Set tasks ▸
(a) In the pull request review, what new name does the reviewer propose for the local value `blobDescriptorMode`?
(b) Write the next part of the pull request review, picking up right after its final line of code.

Document passage ▸
^^^^^^^^

Re: [PR] feat: Add Parquet DESCRIPTOR mode for blob inline reading [hudi]

via GitHub Thu, 14 May 2026 14:25:46 -0700


hudi-agent commented on code in PR #18683:
URL: https://github.com/apache/hudi/pull/18683#discussion_r3244377074



##########
hudi-spark-datasource/hudi-spark-common/src/main/scala/org/apache/hudi/HoodieHadoopFsRelationFactory.scala:
##########
@@ -237,11 +237,16 @@ abstract class HoodieBaseHadoopFsRelationFactory(val 
sqlContext: SQLContext,
 
   override def buildFileFormat(): FileFormat = {
     val tableConfig = metaClient.getTableConfig

Review Comment:
   🤖 nit: could you rename `blobDescriptorMode` to `isBlobDescriptorMode`? It's 
a boolean and the constructor parameter it's passed into 
(`isBlobDescriptorMode`) already uses the `is` prefix — the local val not 
following suit is a small but jarring inconsistency.
   
   <sub><i>- AI-generated; verify before applying. React 👍/👎 to flag 
quality.</i></sub>



##########
hudi-spark-datasource/hudi-spark-common/src/main/scala/org/apache/spark/sql/execution/datasources/parquet/HoodieFileGroupReaderBasedFileFormat.scala:
##########
@@ -457,6 +491,46 @@ class HoodieFileGroupReaderBasedFileFormat(tablePath: 
String,
     }
   }
 
+  /**
+   * Detects BLOB columns and strips the {@code data} sub-field when 
DESCRIPTOR mode is active.
+   * Only applies to Parquet format; other formats handle DESCRIPTOR mode 
natively.
+   *
+   * @param forceContentCols Top-level column names that must keep their 
{@code data} sub-field
+   *                         (i.e. the columns the current query reads via 
{@code read_blob()}).
+   *                         These are excluded from the strip set so the 
bytes are materialized.
+   */
+  private def withBlobDescriptorRewrite(schema: StructType,
+                                        forceContentCols: Set[String]): 
(StructType, Set[Int]) = {
+    if (hoodieFileFormat != HoodieFileFormat.PARQUET) {
+      (schema, Set.empty[Int])

^^^^^^^^

Element and region data
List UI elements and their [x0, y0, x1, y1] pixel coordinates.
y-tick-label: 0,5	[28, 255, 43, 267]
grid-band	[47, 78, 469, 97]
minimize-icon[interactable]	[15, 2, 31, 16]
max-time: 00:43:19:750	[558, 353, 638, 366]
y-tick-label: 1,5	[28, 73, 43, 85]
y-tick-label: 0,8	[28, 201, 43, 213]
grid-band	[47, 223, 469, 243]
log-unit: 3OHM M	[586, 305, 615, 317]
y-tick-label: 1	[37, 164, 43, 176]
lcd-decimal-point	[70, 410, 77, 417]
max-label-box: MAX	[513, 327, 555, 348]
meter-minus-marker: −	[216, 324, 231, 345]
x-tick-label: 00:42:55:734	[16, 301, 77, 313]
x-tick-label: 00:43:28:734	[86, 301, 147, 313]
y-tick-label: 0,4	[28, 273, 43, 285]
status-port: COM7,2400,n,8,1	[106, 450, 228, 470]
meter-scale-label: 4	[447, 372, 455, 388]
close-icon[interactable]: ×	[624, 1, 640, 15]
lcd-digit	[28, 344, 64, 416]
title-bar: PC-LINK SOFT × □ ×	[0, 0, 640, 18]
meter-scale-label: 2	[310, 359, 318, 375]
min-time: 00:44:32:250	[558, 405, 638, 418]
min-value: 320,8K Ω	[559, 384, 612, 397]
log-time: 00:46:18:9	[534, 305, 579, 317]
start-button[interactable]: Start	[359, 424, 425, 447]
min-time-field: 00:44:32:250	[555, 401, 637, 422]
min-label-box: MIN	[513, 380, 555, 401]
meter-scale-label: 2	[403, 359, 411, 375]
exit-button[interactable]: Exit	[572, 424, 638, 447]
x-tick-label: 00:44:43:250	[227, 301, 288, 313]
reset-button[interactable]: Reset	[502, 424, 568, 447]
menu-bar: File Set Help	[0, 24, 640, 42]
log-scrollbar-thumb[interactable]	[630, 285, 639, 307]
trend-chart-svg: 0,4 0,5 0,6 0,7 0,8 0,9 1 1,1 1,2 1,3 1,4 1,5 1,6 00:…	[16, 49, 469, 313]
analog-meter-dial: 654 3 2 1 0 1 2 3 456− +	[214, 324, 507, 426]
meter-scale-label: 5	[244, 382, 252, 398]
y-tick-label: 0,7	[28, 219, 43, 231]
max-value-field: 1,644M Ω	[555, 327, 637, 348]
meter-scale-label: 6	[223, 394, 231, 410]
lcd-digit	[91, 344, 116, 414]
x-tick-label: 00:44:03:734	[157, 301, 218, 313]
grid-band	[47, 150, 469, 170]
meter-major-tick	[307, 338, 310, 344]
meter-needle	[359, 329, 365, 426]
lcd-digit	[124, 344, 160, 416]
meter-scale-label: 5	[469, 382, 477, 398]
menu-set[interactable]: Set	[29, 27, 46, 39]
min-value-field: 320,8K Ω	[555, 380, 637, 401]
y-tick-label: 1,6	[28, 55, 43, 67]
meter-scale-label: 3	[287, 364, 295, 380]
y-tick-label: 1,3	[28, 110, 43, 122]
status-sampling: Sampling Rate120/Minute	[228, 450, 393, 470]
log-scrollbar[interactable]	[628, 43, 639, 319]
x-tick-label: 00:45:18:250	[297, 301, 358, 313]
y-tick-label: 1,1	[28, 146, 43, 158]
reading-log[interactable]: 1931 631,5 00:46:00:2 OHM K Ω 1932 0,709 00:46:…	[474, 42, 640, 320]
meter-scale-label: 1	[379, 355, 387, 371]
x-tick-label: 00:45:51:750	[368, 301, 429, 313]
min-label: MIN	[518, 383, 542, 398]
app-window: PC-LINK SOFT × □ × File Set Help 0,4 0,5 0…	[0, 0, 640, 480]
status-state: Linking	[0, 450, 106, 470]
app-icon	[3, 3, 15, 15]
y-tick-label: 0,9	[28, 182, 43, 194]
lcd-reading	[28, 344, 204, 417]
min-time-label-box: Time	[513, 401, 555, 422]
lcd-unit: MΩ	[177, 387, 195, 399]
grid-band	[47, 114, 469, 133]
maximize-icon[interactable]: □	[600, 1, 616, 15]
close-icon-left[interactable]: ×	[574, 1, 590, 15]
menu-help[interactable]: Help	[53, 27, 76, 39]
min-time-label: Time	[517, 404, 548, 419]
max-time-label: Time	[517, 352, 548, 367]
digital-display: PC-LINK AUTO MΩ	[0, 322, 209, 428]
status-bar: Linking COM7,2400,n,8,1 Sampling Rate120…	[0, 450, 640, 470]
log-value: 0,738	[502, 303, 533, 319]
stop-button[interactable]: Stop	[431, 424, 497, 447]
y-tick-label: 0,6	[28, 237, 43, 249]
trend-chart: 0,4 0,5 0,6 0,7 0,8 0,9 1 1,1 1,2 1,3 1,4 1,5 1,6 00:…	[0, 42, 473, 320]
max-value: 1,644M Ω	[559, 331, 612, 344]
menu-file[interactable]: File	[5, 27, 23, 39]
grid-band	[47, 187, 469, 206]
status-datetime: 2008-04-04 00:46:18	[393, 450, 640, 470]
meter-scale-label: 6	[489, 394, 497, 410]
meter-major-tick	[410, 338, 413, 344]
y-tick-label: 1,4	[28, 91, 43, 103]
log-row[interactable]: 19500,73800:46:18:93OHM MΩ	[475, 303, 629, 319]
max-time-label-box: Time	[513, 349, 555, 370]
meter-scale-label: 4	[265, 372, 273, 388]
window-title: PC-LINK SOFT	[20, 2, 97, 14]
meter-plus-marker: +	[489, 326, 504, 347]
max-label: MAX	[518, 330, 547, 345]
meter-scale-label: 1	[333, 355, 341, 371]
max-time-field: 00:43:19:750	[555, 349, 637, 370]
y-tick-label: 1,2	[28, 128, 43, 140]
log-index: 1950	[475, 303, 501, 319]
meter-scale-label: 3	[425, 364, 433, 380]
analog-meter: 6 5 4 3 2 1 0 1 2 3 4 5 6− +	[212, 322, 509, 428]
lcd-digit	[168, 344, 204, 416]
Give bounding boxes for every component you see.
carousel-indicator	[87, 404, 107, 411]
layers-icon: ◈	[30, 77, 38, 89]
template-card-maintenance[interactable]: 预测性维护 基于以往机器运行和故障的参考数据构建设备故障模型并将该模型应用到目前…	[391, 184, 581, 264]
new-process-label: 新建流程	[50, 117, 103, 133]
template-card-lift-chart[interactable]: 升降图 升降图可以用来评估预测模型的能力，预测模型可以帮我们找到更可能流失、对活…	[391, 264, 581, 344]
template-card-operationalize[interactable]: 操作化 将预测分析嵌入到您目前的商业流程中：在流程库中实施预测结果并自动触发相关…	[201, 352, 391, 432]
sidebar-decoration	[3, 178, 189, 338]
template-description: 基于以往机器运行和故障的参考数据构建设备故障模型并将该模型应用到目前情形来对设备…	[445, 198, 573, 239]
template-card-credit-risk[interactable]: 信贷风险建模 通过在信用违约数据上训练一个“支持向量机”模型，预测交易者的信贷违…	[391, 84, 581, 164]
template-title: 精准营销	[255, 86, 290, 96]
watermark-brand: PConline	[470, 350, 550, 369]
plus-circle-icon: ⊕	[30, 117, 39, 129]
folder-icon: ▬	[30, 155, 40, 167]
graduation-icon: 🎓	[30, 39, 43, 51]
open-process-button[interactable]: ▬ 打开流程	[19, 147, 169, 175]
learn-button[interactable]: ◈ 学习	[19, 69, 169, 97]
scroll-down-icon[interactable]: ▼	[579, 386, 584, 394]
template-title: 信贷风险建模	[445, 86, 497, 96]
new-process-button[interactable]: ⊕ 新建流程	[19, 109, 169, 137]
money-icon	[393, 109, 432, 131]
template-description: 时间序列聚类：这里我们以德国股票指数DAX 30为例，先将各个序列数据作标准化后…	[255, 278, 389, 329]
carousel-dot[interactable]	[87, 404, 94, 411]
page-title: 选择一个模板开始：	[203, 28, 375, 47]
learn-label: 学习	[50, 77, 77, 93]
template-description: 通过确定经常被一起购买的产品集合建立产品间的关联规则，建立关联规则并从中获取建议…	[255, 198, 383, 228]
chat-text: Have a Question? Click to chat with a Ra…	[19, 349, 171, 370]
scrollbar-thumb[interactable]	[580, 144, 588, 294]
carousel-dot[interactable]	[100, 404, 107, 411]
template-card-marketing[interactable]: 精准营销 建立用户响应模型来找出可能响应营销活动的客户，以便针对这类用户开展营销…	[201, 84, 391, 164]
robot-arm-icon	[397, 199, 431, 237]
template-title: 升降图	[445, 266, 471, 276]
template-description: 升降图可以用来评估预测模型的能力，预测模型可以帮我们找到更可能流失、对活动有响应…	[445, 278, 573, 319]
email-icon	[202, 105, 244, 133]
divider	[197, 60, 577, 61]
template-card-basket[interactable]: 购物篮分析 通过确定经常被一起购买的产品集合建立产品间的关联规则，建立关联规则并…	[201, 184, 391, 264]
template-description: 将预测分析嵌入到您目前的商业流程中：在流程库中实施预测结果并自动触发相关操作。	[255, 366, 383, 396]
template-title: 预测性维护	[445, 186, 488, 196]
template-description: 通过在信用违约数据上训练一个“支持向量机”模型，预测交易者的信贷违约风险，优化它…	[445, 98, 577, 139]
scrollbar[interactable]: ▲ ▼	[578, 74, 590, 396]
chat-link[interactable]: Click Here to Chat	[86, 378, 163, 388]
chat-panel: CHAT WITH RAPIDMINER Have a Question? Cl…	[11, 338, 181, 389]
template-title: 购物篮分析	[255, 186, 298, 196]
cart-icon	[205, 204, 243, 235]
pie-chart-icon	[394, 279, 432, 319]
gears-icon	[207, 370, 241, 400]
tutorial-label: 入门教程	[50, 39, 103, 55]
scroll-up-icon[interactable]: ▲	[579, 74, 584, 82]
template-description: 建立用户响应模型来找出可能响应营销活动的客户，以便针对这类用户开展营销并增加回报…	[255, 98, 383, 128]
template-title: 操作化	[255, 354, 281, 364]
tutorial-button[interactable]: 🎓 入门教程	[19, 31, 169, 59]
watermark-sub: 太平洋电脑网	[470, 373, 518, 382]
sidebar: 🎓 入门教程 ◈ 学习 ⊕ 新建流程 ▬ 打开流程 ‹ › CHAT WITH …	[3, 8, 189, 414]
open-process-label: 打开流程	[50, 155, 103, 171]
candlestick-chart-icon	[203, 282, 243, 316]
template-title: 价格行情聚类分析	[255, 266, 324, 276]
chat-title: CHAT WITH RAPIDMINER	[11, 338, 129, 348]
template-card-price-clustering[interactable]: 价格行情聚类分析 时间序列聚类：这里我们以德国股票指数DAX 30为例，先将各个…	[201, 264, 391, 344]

^^^^^^^^

Task-by-task results ▸
(a) `isBlobDescriptorMode`

(b)
+    } else {
+      import scala.collection.JavaConverters._
+      val detected = 
VectorConversionUtils.detectBlobColumnsFromMetadata(schema).asScala.map(_.intValue()).toSet
+      val toStrip = if (forceContentCols.isEmpty) detected
+        else detected.filterNot(idx => 
forceContentCols.contains(schema.fields(idx).name))
+      if (toStrip.isEmpty) {
+        (schema, Set.empty[Int])
+      } else {
+        val javaBlobCols: java.util.Set[Integer] = 
toStrip.map(Integer.valueOf).asJava
+        (VectorConversionUtils.stripBlobDataField(schema, javaBlobCols), 
toStrip)
+      }
+    }
+  }
+
+  /**
+   * Wraps an iterator to re-insert null {@code data} fields into blob structs
+   * after Parquet DESCRIPTOR mode read (expanding 2-field → 3-field structs).
+   */
+  private def wrapWithBlobNullPadding(iter: Iterator[InternalRow],

Review Comment:
   🤖 nit: the body of this `wrapWithBlobNullPadding` (create projection → 
create mapper → wrap iterator) is almost identical to 
`SparkFileFormatInternalRowReaderContext.wrapWithBlobNullPadding` at line 421 
of that file — only the iterator type differs. Have you considered 
consolidating the shared setup into `VectorConversionUtils` or a small shared 
utility so the two call sites can't silently diverge if 
`buildBlobNullPadRowMapper`'s signature changes?
   
   <sub><i>- AI-generated; verify before applying. React 👍/👎 to flag 
quality.</i></sub>



##########
hudi-spark-datasource/hudi-spark/src/test/scala/org/apache/hudi/blob/TestReadBlobSQL.scala:
##########
@@ -495,4 +499,296 @@ class TestReadBlobSQL extends HoodieClientTestBase {
       assertBytesContent(row.getAs[Array[Byte]]("data"), expectedOffset = idx 
* 100)
     }
   }
+
+  // ------------------------------------------------------------------
+  // Parquet DESCRIPTOR-mode interaction tests
+  //
+  // These exercise the per-query rewrite added by ReadBlobRule that
+  // injects BLOB_INLINE_READ_FORCE_CONTENT_COLUMNS into the
+  // LogicalRelation's options when a query uses read_blob(). The
+  // contract: read_blob(col) always returns bytes; plain SELECT keeps
+  // DESCRIPTOR's I/O savings (data sub-field is null) for the columns
+  // that aren't referenced by read_blob().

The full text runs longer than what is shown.